▶ [TO DO] Copy each line of the data below exactly, leaving out pictures.

▶ [MATERIAL SUPPLIED]
>> begin

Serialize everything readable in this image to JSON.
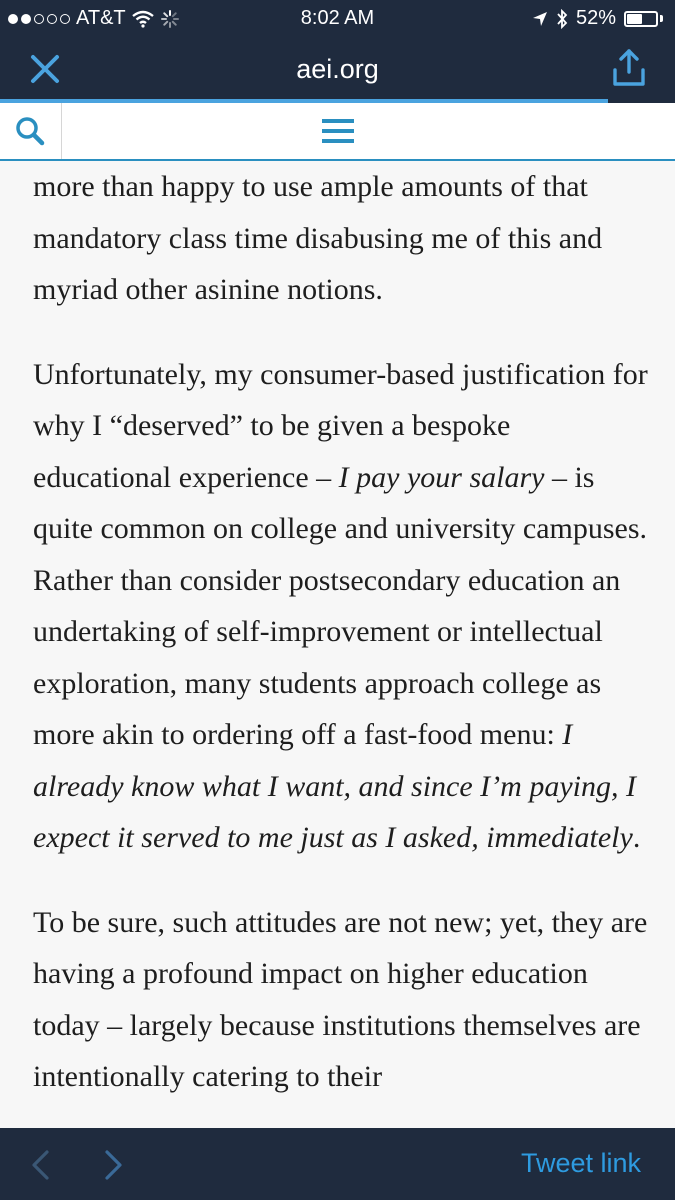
{
  "status_bar": {
    "carrier": "AT&T",
    "time": "8:02 AM",
    "battery_percent": "52%",
    "battery_level": 0.52,
    "signal_bars_filled": 2,
    "signal_bars_total": 5,
    "icons": [
      "wifi-icon",
      "loading-spinner-icon",
      "location-arrow-icon",
      "bluetooth-icon",
      "battery-icon"
    ]
  },
  "nav": {
    "title": "aei.org",
    "close_icon": "close-icon",
    "share_icon": "share-icon",
    "page_load_progress": 0.9
  },
  "site_header": {
    "search_icon": "search-icon",
    "menu_icon": "hamburger-menu-icon"
  },
  "article": {
    "p1": "more than happy to use ample amounts of that mandatory class time disabusing me of this and myriad other asinine notions.",
    "p2_a": "Unfortunately, my consumer-based justification for why I “deserved” to be given a bespoke educational experience – ",
    "p2_em1": "I pay your salary",
    "p2_b": " – is quite common on college and university campuses. Rather than consider postsecondary education an undertaking of self-improvement or intellectual exploration, many students approach college as more akin to ordering off a fast-food menu: ",
    "p2_em2": "I already know what I want, and since I’m paying, I expect it served to me just as I asked, immediately",
    "p2_c": ".",
    "p3": "To be sure, such attitudes are not new; yet, they are having a profound impact on higher education today – largely because institutions themselves are intentionally catering to their"
  },
  "toolbar": {
    "back_icon": "chevron-left-icon",
    "forward_icon": "chevron-right-icon",
    "tweet_link_label": "Tweet link"
  },
  "colors": {
    "bar_background": "#1f2b3e",
    "accent_blue": "#2a8fc0",
    "link_blue": "#2e9be0",
    "page_background": "#f7f7f7",
    "text": "#1e1e1e"
  }
}
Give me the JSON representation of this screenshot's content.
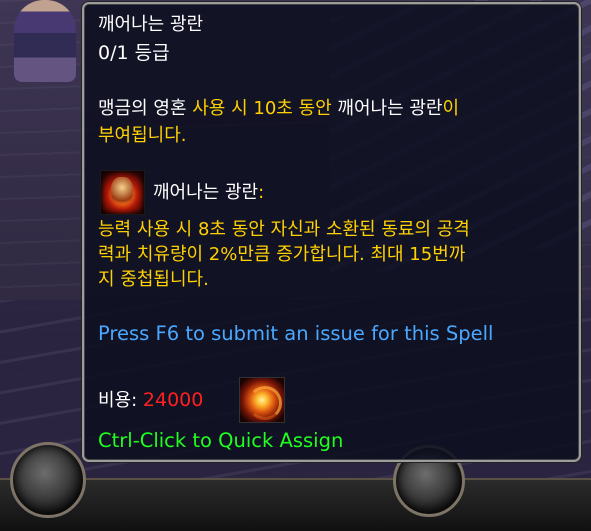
{
  "tooltip": {
    "title": "깨어나는 광란",
    "rank": "0/1 등급",
    "description": {
      "part1": "맹금의 영혼 ",
      "part2": "사용 시 10초 동안",
      "part3": " 깨어나는 광란",
      "part4": "이",
      "line2": "부여됩니다."
    },
    "buff": {
      "name": "깨어나는 광란",
      "colon": ":",
      "icon": "frenzy-buff-icon",
      "lines": [
        "능력 사용 시 8초 동안 자신과 소환된 동료의 공격",
        "력과 치유량이 2%만큼 증가합니다. 최대 15번까",
        "지 중첩됩니다."
      ]
    },
    "issue_hint": "Press F6 to submit an issue for this Spell",
    "cost": {
      "label": "비용: ",
      "value": "24000",
      "icon": "spell-orb-icon"
    },
    "quick_assign": "Ctrl-Click to Quick Assign"
  },
  "colors": {
    "gold": "#ffd100",
    "blue": "#4aa8ff",
    "red": "#ff2020",
    "green": "#20ff20",
    "white": "#ffffff"
  }
}
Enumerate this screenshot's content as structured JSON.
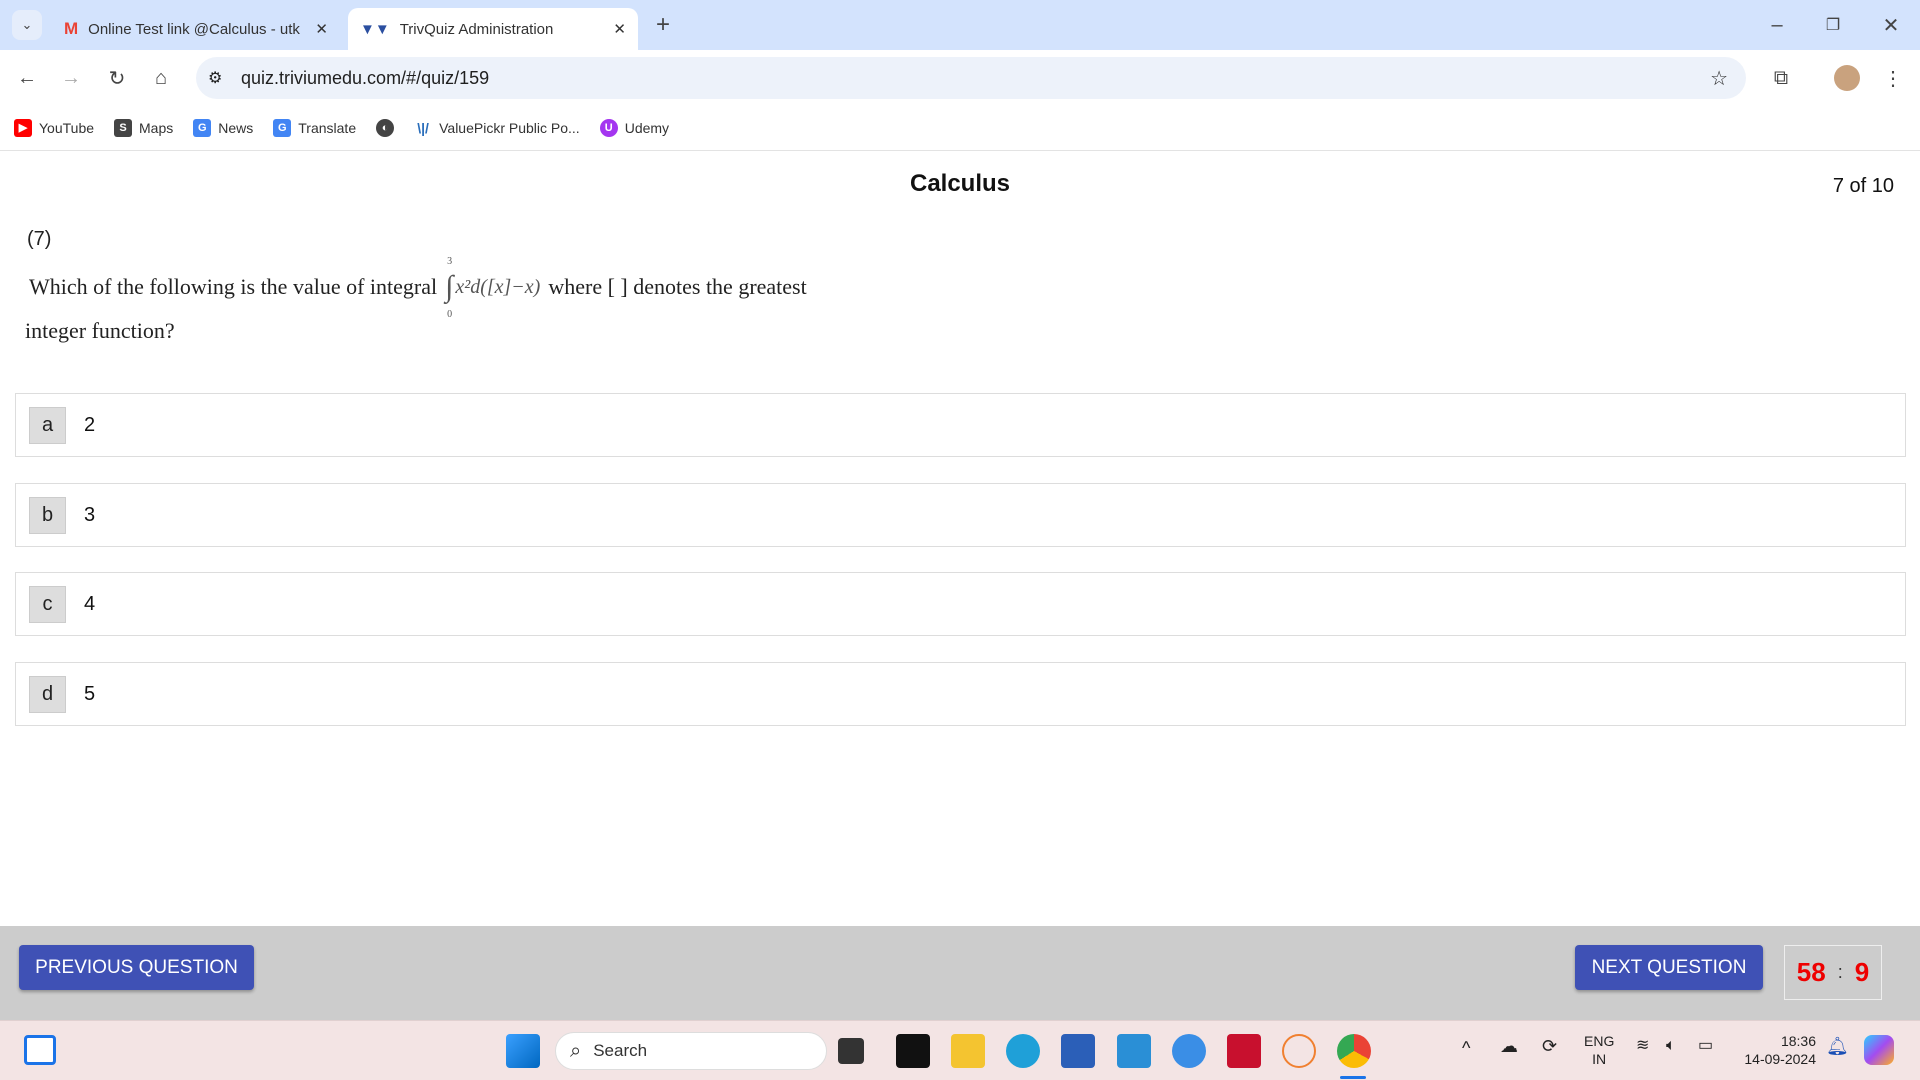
{
  "browser": {
    "tabs": [
      {
        "title": "Online Test link @Calculus - utk",
        "icon": "gmail-icon",
        "active": false
      },
      {
        "title": "TrivQuiz Administration",
        "icon": "trivquiz-icon",
        "active": true
      }
    ],
    "url": "quiz.triviumedu.com/#/quiz/159",
    "bookmarks": [
      {
        "label": "YouTube",
        "icon": "youtube-icon",
        "color": "#ff0000"
      },
      {
        "label": "Maps",
        "icon": "maps-icon",
        "color": "#444444"
      },
      {
        "label": "News",
        "icon": "news-icon",
        "color": "#4285f4"
      },
      {
        "label": "Translate",
        "icon": "translate-icon",
        "color": "#4285f4"
      },
      {
        "label": "",
        "icon": "globe-icon",
        "color": "#444444"
      },
      {
        "label": "ValuePickr Public Po...",
        "icon": "valuepickr-icon",
        "color": "#2a6ebb"
      },
      {
        "label": "Udemy",
        "icon": "udemy-icon",
        "color": "#a435f0"
      }
    ]
  },
  "quiz": {
    "title": "Calculus",
    "counter": "7 of 10",
    "question_number": "(7)",
    "question_before": "Which of the following is the value of integral",
    "integral": {
      "upper": "3",
      "lower": "0",
      "integrand": "x²d([x]−x)"
    },
    "question_after": "where [ ] denotes the greatest",
    "question_line2": "integer function?",
    "options": [
      {
        "label": "a",
        "value": "2"
      },
      {
        "label": "b",
        "value": "3"
      },
      {
        "label": "c",
        "value": "4"
      },
      {
        "label": "d",
        "value": "5"
      }
    ],
    "prev_label": "PREVIOUS QUESTION",
    "next_label": "NEXT QUESTION",
    "timer": {
      "minutes": "58",
      "sep": ":",
      "seconds": "9"
    },
    "accent": "#3f51b5",
    "timer_color": "#ee0000"
  },
  "taskbar": {
    "search_placeholder": "Search",
    "lang1": "ENG",
    "lang2": "IN",
    "time": "18:36",
    "date": "14-09-2024"
  }
}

>> end

▶ [SOLUTION]
Serialize everything readable in this image to JSON.
{
  "status_bar": {
    "carrier": "AT&T",
    "time": "8:02 AM",
    "battery_percent": "52%",
    "battery_level": 0.52,
    "signal_bars_filled": 2,
    "signal_bars_total": 5,
    "icons": [
      "wifi-icon",
      "loading-spinner-icon",
      "location-arrow-icon",
      "bluetooth-icon",
      "battery-icon"
    ]
  },
  "nav": {
    "title": "aei.org",
    "close_icon": "close-icon",
    "share_icon": "share-icon",
    "page_load_progress": 0.9
  },
  "site_header": {
    "search_icon": "search-icon",
    "menu_icon": "hamburger-menu-icon"
  },
  "article": {
    "p1": "more than happy to use ample amounts of that mandatory class time disabusing me of this and myriad other asinine notions.",
    "p2_a": "Unfortunately, my consumer-based justification for why I “deserved” to be given a bespoke educational experience – ",
    "p2_em1": "I pay your salary",
    "p2_b": " – is quite common on college and university campuses. Rather than consider postsecondary education an undertaking of self-improvement or intellectual exploration, many students approach college as more akin to ordering off a fast-food menu: ",
    "p2_em2": "I already know what I want, and since I’m paying, I expect it served to me just as I asked, immediately",
    "p2_c": ".",
    "p3": "To be sure, such attitudes are not new; yet, they are having a profound impact on higher education today – largely because institutions themselves are intentionally catering to their"
  },
  "toolbar": {
    "back_icon": "chevron-left-icon",
    "forward_icon": "chevron-right-icon",
    "tweet_link_label": "Tweet link"
  },
  "colors": {
    "bar_background": "#1f2b3e",
    "accent_blue": "#2a8fc0",
    "link_blue": "#2e9be0",
    "page_background": "#f7f7f7",
    "text": "#1e1e1e"
  }
}
Give me the JSON representation of this screenshot's content.
{
  "tooltip": {
    "title": "깨어나는 광란",
    "rank": "0/1 등급",
    "description": {
      "part1": "맹금의 영혼 ",
      "part2": "사용 시 10초 동안",
      "part3": " 깨어나는 광란",
      "part4": "이",
      "line2": "부여됩니다."
    },
    "buff": {
      "name": "깨어나는 광란",
      "colon": ":",
      "icon": "frenzy-buff-icon",
      "lines": [
        "능력 사용 시 8초 동안 자신과 소환된 동료의 공격",
        "력과 치유량이 2%만큼 증가합니다. 최대 15번까",
        "지 중첩됩니다."
      ]
    },
    "issue_hint": "Press F6 to submit an issue for this Spell",
    "cost": {
      "label": "비용: ",
      "value": "24000",
      "icon": "spell-orb-icon"
    },
    "quick_assign": "Ctrl-Click to Quick Assign"
  },
  "colors": {
    "gold": "#ffd100",
    "blue": "#4aa8ff",
    "red": "#ff2020",
    "green": "#20ff20",
    "white": "#ffffff"
  }
}
Enumerate this screenshot's content as structured JSON.
{
  "browser": {
    "tabs": [
      {
        "title": "Online Test link @Calculus - utk",
        "icon": "gmail-icon",
        "active": false
      },
      {
        "title": "TrivQuiz Administration",
        "icon": "trivquiz-icon",
        "active": true
      }
    ],
    "url": "quiz.triviumedu.com/#/quiz/159",
    "bookmarks": [
      {
        "label": "YouTube",
        "icon": "youtube-icon",
        "color": "#ff0000"
      },
      {
        "label": "Maps",
        "icon": "maps-icon",
        "color": "#444444"
      },
      {
        "label": "News",
        "icon": "news-icon",
        "color": "#4285f4"
      },
      {
        "label": "Translate",
        "icon": "translate-icon",
        "color": "#4285f4"
      },
      {
        "label": "",
        "icon": "globe-icon",
        "color": "#444444"
      },
      {
        "label": "ValuePickr Public Po...",
        "icon": "valuepickr-icon",
        "color": "#2a6ebb"
      },
      {
        "label": "Udemy",
        "icon": "udemy-icon",
        "color": "#a435f0"
      }
    ]
  },
  "quiz": {
    "title": "Calculus",
    "counter": "7 of 10",
    "question_number": "(7)",
    "question_before": "Which of the following is the value of integral",
    "integral": {
      "upper": "3",
      "lower": "0",
      "integrand": "x²d([x]−x)"
    },
    "question_after": "where [ ] denotes the greatest",
    "question_line2": "integer function?",
    "options": [
      {
        "label": "a",
        "value": "2"
      },
      {
        "label": "b",
        "value": "3"
      },
      {
        "label": "c",
        "value": "4"
      },
      {
        "label": "d",
        "value": "5"
      }
    ],
    "prev_label": "PREVIOUS QUESTION",
    "next_label": "NEXT QUESTION",
    "timer": {
      "minutes": "58",
      "sep": ":",
      "seconds": "9"
    },
    "accent": "#3f51b5",
    "timer_color": "#ee0000"
  },
  "taskbar": {
    "search_placeholder": "Search",
    "lang1": "ENG",
    "lang2": "IN",
    "time": "18:36",
    "date": "14-09-2024"
  }
}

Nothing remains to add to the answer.